» **GIVEN INSTRUCTION**
Copy the passage from the film article word for word, from "Spring Is Here" up to and including "short Yours Sincerely.".

» **EXCERPTED TEXT**
◇ ◇ ◇ ◇ ◇

Spring Is Here is a 1930 American Pre-Code musical comedy film produced by First National Pictures and distributed by Warner Bros. It was adapted by James A. Starr from the 1929 musical play, of the same name, by Owen Davis, with music by Richard Rodgers and Lorenz Hart. The film stars Lawrence Gray, Alexander Gray, and Bernice Claire.

An abridged version of the film was released in 1933 as the musical short Yours Sincerely.

Plot

Bernice Claire is in love with Lawrence Gray. Claire's father, played by Ford Sterling, disapproves of Lawrence but approves another suitor, played by Alexander Gray. Alexander is shy and clumsy while Lawrence is outgoing and romantic. When Bernice returns one night at 5 a.m. with Lawrence, her father orders him to stay away from his daughter. Alexander, being discouraged at being rejected by Bernice, is offered help by Inez Courtney, Bernice's younger sister. Alexander follows her advice and attempts to make Bernice jealous to get her attention. He makes love to several women, including Bernice's mother. The trick works and soon Bernice thinks she is deeply in love with Alexander. Sterling gets into an argument with Lawrence and tells him to leave his house for good. Lawrence returns in the middle of the night to elope with Bernice but Alexander shows up and carries her off for himself. In the morning they are found together in Bernice's room, to the shock of the family, and they eventually reveal to everyone that they have eloped.

◇ ◇ ◇ ◇ ◇

» **EXTRACTED DATA**
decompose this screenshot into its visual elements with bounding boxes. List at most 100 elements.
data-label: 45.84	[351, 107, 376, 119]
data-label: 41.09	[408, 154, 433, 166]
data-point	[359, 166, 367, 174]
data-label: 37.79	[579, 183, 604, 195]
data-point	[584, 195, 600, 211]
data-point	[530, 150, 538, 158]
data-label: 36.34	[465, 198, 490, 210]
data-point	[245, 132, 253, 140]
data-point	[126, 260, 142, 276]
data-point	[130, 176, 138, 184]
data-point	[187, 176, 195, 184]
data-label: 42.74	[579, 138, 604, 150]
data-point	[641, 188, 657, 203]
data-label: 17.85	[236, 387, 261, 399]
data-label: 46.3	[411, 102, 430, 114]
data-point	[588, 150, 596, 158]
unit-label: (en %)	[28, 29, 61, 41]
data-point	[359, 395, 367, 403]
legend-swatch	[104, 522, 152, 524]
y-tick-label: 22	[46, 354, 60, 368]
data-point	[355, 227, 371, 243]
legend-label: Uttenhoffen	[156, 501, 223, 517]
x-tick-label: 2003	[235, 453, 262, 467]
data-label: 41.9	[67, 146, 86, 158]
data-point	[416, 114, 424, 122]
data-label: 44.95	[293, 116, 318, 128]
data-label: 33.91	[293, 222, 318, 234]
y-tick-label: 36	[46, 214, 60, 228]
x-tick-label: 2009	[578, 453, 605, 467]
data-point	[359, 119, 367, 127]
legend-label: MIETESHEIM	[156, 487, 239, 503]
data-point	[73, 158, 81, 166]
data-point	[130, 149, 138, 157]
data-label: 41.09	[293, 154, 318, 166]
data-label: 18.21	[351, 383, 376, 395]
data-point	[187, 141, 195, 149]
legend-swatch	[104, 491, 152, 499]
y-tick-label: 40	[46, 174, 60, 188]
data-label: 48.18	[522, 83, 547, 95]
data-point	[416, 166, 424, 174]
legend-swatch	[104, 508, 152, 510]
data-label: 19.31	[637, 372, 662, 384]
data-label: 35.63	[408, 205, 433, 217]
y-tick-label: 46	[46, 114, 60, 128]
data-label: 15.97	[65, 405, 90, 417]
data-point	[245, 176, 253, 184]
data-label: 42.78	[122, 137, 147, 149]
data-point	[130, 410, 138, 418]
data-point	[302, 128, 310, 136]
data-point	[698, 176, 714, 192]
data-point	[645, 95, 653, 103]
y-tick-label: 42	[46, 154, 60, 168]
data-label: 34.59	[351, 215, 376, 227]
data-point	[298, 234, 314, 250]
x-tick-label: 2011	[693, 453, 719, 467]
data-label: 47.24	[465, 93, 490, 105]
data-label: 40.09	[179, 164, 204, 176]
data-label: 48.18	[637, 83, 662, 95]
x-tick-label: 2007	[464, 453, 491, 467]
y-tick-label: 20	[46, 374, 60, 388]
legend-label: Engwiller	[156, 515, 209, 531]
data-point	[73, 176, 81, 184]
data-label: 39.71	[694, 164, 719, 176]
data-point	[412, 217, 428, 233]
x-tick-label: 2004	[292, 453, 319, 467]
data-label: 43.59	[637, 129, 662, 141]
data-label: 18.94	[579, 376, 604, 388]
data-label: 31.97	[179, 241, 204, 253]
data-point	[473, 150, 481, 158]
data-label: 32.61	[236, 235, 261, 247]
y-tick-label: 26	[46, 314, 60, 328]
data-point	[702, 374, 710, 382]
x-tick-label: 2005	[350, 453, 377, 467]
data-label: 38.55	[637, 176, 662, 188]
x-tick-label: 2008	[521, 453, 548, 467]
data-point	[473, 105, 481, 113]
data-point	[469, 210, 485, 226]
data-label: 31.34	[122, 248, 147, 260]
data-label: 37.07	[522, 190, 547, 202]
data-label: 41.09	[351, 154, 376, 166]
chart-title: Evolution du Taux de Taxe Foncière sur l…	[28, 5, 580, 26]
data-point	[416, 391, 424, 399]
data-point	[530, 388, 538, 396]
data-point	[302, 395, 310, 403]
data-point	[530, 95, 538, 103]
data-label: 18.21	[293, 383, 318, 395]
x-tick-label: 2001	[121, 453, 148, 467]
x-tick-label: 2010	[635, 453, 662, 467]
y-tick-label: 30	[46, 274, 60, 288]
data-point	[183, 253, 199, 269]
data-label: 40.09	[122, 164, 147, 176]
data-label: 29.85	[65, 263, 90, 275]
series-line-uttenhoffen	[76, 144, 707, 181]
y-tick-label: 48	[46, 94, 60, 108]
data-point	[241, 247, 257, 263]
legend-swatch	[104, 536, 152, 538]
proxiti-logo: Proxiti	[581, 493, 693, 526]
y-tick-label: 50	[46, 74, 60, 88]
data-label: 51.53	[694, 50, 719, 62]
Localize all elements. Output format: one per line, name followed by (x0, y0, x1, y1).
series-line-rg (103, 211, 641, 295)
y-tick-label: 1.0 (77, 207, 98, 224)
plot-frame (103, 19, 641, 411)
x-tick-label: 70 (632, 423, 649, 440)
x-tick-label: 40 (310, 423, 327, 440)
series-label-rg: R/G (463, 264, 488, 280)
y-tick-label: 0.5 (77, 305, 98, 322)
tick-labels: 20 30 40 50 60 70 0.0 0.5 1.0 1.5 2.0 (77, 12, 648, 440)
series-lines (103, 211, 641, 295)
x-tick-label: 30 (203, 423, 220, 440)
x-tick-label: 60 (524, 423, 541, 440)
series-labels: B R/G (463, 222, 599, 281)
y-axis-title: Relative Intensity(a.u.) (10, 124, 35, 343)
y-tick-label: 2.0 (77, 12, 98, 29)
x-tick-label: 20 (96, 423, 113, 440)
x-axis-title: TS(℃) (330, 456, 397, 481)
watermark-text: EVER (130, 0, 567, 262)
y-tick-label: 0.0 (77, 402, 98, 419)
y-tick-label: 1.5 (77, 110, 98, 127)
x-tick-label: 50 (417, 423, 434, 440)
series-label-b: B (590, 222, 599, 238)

◇ ◇ ◇ ◇ ◇

» **THE SOLUTION**
Spring Is Here is a 1930 American Pre-Code musical comedy film produced by First National Pictures and distributed by Warner Bros. It was adapted by James A. Starr from the 1929 musical play, of the same name, by Owen Davis, with music by Richard Rodgers and Lorenz Hart. The film stars Lawrence Gray, Alexander Gray, and Bernice Claire.

An abridged version of the film was released in 1933 as the musical short Yours Sincerely.